#### TASK DETAILS:
Can you print every record below exactly as written?

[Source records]
--- start ---

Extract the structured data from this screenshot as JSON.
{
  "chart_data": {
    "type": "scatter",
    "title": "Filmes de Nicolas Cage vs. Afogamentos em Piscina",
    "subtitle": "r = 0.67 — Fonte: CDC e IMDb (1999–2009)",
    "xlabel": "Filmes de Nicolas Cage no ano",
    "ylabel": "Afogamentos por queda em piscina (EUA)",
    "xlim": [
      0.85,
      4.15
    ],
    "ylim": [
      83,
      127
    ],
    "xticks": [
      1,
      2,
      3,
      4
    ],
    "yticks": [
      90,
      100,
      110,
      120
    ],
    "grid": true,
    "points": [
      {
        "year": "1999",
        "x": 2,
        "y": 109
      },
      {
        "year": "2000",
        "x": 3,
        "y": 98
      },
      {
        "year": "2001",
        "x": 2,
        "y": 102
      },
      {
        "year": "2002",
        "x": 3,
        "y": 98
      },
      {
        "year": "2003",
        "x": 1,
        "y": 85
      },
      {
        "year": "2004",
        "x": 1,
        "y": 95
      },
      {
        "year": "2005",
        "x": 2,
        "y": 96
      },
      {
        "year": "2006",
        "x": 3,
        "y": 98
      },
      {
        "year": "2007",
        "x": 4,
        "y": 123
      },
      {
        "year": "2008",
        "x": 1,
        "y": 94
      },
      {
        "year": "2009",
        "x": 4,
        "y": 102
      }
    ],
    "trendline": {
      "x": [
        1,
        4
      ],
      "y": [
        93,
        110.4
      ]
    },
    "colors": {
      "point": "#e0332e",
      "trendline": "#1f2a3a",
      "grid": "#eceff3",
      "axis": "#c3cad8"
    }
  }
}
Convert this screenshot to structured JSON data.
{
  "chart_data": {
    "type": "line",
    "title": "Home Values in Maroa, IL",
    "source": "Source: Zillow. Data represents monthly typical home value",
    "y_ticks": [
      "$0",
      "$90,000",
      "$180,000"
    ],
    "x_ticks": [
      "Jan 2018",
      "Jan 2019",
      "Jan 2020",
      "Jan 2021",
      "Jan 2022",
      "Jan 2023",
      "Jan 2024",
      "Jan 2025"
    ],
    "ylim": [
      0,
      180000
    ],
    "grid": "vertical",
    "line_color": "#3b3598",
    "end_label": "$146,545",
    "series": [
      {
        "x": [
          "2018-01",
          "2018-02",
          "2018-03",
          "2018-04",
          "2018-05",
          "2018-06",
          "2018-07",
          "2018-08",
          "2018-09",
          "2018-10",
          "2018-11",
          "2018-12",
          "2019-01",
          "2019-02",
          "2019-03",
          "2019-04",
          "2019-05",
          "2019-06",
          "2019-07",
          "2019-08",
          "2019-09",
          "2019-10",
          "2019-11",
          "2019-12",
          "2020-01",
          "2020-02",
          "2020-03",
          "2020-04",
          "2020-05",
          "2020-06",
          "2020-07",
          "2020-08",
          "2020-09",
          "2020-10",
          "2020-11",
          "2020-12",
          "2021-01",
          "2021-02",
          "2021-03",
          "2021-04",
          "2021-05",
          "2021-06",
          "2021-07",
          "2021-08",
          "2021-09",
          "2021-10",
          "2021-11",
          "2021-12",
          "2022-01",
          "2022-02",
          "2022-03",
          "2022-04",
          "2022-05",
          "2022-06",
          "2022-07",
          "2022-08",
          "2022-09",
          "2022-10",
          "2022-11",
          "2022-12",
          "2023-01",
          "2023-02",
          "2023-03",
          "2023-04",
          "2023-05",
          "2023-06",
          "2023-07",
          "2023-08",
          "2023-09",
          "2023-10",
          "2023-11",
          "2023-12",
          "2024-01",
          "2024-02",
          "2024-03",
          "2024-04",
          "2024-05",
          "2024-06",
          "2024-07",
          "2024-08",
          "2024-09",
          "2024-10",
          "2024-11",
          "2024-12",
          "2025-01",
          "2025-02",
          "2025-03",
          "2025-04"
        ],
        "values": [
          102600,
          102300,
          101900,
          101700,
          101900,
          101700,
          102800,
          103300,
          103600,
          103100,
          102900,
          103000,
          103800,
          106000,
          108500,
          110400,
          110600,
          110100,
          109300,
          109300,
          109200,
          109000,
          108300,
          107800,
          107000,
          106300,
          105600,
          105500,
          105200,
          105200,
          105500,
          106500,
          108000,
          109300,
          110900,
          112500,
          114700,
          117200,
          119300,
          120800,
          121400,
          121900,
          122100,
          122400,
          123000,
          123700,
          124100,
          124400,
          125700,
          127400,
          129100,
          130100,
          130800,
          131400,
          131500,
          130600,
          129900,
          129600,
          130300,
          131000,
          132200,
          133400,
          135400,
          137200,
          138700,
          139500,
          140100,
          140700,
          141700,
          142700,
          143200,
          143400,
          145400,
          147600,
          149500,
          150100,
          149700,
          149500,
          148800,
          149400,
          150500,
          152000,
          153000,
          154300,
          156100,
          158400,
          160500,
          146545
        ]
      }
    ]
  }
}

--- end ---

#### IN RESPONSE:
Extract the structured data from this screenshot as JSON.
{
  "chart_data": {
    "type": "scatter",
    "title": "Filmes de Nicolas Cage vs. Afogamentos em Piscina",
    "subtitle": "r = 0.67 — Fonte: CDC e IMDb (1999–2009)",
    "xlabel": "Filmes de Nicolas Cage no ano",
    "ylabel": "Afogamentos por queda em piscina (EUA)",
    "xlim": [
      0.85,
      4.15
    ],
    "ylim": [
      83,
      127
    ],
    "xticks": [
      1,
      2,
      3,
      4
    ],
    "yticks": [
      90,
      100,
      110,
      120
    ],
    "grid": true,
    "points": [
      {
        "year": "1999",
        "x": 2,
        "y": 109
      },
      {
        "year": "2000",
        "x": 3,
        "y": 98
      },
      {
        "year": "2001",
        "x": 2,
        "y": 102
      },
      {
        "year": "2002",
        "x": 3,
        "y": 98
      },
      {
        "year": "2003",
        "x": 1,
        "y": 85
      },
      {
        "year": "2004",
        "x": 1,
        "y": 95
      },
      {
        "year": "2005",
        "x": 2,
        "y": 96
      },
      {
        "year": "2006",
        "x": 3,
        "y": 98
      },
      {
        "year": "2007",
        "x": 4,
        "y": 123
      },
      {
        "year": "2008",
        "x": 1,
        "y": 94
      },
      {
        "year": "2009",
        "x": 4,
        "y": 102
      }
    ],
    "trendline": {
      "x": [
        1,
        4
      ],
      "y": [
        93,
        110.4
      ]
    },
    "colors": {
      "point": "#e0332e",
      "trendline": "#1f2a3a",
      "grid": "#eceff3",
      "axis": "#c3cad8"
    }
  }
}
Convert this screenshot to structured JSON data.
{
  "chart_data": {
    "type": "line",
    "title": "Home Values in Maroa, IL",
    "source": "Source: Zillow. Data represents monthly typical home value",
    "y_ticks": [
      "$0",
      "$90,000",
      "$180,000"
    ],
    "x_ticks": [
      "Jan 2018",
      "Jan 2019",
      "Jan 2020",
      "Jan 2021",
      "Jan 2022",
      "Jan 2023",
      "Jan 2024",
      "Jan 2025"
    ],
    "ylim": [
      0,
      180000
    ],
    "grid": "vertical",
    "line_color": "#3b3598",
    "end_label": "$146,545",
    "series": [
      {
        "x": [
          "2018-01",
          "2018-02",
          "2018-03",
          "2018-04",
          "2018-05",
          "2018-06",
          "2018-07",
          "2018-08",
          "2018-09",
          "2018-10",
          "2018-11",
          "2018-12",
          "2019-01",
          "2019-02",
          "2019-03",
          "2019-04",
          "2019-05",
          "2019-06",
          "2019-07",
          "2019-08",
          "2019-09",
          "2019-10",
          "2019-11",
          "2019-12",
          "2020-01",
          "2020-02",
          "2020-03",
          "2020-04",
          "2020-05",
          "2020-06",
          "2020-07",
          "2020-08",
          "2020-09",
          "2020-10",
          "2020-11",
          "2020-12",
          "2021-01",
          "2021-02",
          "2021-03",
          "2021-04",
          "2021-05",
          "2021-06",
          "2021-07",
          "2021-08",
          "2021-09",
          "2021-10",
          "2021-11",
          "2021-12",
          "2022-01",
          "2022-02",
          "2022-03",
          "2022-04",
          "2022-05",
          "2022-06",
          "2022-07",
          "2022-08",
          "2022-09",
          "2022-10",
          "2022-11",
          "2022-12",
          "2023-01",
          "2023-02",
          "2023-03",
          "2023-04",
          "2023-05",
          "2023-06",
          "2023-07",
          "2023-08",
          "2023-09",
          "2023-10",
          "2023-11",
          "2023-12",
          "2024-01",
          "2024-02",
          "2024-03",
          "2024-04",
          "2024-05",
          "2024-06",
          "2024-07",
          "2024-08",
          "2024-09",
          "2024-10",
          "2024-11",
          "2024-12",
          "2025-01",
          "2025-02",
          "2025-03",
          "2025-04"
        ],
        "values": [
          102600,
          102300,
          101900,
          101700,
          101900,
          101700,
          102800,
          103300,
          103600,
          103100,
          102900,
          103000,
          103800,
          106000,
          108500,
          110400,
          110600,
          110100,
          109300,
          109300,
          109200,
          109000,
          108300,
          107800,
          107000,
          106300,
          105600,
          105500,
          105200,
          105200,
          105500,
          106500,
          108000,
          109300,
          110900,
          112500,
          114700,
          117200,
          119300,
          120800,
          121400,
          121900,
          122100,
          122400,
          123000,
          123700,
          124100,
          124400,
          125700,
          127400,
          129100,
          130100,
          130800,
          131400,
          131500,
          130600,
          129900,
          129600,
          130300,
          131000,
          132200,
          133400,
          135400,
          137200,
          138700,
          139500,
          140100,
          140700,
          141700,
          142700,
          143200,
          143400,
          145400,
          147600,
          149500,
          150100,
          149700,
          149500,
          148800,
          149400,
          150500,
          152000,
          153000,
          154300,
          156100,
          158400,
          160500,
          146545
        ]
      }
    ]
  }
}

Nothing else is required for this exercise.